Material to process START

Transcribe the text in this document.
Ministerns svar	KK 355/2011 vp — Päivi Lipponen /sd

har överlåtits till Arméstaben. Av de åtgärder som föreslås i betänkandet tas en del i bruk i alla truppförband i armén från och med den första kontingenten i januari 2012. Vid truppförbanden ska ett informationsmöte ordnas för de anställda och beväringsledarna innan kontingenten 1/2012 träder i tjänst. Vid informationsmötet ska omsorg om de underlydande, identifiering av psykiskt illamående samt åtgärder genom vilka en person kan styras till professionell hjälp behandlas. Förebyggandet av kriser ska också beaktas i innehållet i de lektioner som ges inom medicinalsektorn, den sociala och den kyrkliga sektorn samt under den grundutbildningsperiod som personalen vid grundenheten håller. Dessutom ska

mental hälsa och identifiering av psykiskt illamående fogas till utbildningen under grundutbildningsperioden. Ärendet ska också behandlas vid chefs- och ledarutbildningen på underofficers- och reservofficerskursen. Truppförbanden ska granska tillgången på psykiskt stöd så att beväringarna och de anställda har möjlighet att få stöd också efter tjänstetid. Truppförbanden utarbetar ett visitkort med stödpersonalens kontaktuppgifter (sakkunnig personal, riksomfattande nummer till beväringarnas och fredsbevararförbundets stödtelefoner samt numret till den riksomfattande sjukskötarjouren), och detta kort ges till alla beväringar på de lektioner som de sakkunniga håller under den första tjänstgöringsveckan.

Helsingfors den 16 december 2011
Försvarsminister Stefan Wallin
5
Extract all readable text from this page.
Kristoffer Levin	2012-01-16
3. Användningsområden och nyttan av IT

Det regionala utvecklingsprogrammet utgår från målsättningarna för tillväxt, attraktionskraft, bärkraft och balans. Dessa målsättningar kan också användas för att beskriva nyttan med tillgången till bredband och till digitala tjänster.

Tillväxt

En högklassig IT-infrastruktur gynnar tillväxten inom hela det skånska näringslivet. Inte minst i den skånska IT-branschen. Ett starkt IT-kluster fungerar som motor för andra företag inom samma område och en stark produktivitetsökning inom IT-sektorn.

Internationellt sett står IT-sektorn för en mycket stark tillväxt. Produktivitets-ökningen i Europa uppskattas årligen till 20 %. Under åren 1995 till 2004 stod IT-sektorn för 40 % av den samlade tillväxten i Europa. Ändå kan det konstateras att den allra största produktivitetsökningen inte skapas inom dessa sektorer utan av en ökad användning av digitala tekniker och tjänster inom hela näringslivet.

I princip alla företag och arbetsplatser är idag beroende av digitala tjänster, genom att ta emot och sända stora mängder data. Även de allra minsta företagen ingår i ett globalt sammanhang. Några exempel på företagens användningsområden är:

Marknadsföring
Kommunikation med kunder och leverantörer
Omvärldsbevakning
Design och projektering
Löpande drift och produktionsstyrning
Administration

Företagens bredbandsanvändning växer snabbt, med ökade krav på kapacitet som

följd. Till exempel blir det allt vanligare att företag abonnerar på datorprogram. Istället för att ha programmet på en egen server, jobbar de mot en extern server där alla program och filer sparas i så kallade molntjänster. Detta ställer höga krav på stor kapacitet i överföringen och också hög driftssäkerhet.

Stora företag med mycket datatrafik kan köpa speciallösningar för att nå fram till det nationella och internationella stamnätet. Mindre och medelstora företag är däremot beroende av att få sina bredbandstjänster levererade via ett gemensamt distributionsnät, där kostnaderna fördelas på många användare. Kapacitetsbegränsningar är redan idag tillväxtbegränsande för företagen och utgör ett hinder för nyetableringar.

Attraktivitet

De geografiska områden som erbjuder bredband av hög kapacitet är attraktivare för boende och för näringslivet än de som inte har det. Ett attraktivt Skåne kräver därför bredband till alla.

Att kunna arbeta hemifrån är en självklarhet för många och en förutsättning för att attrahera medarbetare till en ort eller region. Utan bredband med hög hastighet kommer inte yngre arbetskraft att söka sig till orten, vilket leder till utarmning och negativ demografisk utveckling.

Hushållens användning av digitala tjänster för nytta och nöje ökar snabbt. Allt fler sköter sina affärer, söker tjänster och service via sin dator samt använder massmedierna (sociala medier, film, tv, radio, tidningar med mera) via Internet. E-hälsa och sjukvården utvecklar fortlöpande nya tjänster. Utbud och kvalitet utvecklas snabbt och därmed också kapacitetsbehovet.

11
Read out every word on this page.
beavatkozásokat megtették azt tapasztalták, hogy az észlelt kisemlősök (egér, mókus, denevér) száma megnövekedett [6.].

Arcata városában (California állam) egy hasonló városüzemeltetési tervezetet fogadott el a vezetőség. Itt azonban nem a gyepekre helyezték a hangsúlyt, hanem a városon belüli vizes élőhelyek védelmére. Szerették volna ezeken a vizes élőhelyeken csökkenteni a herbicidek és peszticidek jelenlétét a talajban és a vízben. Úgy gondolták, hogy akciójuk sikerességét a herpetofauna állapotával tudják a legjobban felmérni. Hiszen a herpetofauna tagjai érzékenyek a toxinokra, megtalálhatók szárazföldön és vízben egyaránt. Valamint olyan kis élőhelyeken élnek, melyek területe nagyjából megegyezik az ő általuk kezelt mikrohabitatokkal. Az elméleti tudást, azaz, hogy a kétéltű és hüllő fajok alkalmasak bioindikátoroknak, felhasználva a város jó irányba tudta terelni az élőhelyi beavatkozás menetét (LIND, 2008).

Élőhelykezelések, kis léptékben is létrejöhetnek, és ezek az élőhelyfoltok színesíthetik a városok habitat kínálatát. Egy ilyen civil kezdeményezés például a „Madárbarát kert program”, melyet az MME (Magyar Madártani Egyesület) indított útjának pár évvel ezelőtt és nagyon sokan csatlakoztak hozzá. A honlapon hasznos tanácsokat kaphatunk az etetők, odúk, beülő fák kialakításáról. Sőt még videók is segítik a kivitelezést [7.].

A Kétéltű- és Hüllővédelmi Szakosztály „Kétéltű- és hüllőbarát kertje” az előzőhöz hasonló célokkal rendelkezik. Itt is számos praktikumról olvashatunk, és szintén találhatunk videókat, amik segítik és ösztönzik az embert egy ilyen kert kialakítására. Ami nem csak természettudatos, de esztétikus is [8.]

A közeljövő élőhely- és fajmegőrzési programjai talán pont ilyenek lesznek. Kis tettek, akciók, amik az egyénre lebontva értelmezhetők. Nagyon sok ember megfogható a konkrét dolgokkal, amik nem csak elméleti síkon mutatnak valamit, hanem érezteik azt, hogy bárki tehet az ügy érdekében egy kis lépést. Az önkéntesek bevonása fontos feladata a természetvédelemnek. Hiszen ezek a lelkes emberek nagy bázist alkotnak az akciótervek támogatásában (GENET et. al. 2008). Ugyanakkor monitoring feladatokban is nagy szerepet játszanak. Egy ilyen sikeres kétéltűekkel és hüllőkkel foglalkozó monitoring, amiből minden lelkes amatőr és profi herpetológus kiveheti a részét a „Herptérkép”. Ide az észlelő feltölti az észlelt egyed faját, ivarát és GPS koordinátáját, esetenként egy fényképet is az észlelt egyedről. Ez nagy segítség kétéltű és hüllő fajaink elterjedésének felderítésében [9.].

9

Material to process END

Problem statement - Lines with the word "text" in them should be copied from the preceding records.

Task result -
Transcribe the text in this document.
Extract all readable text from this page.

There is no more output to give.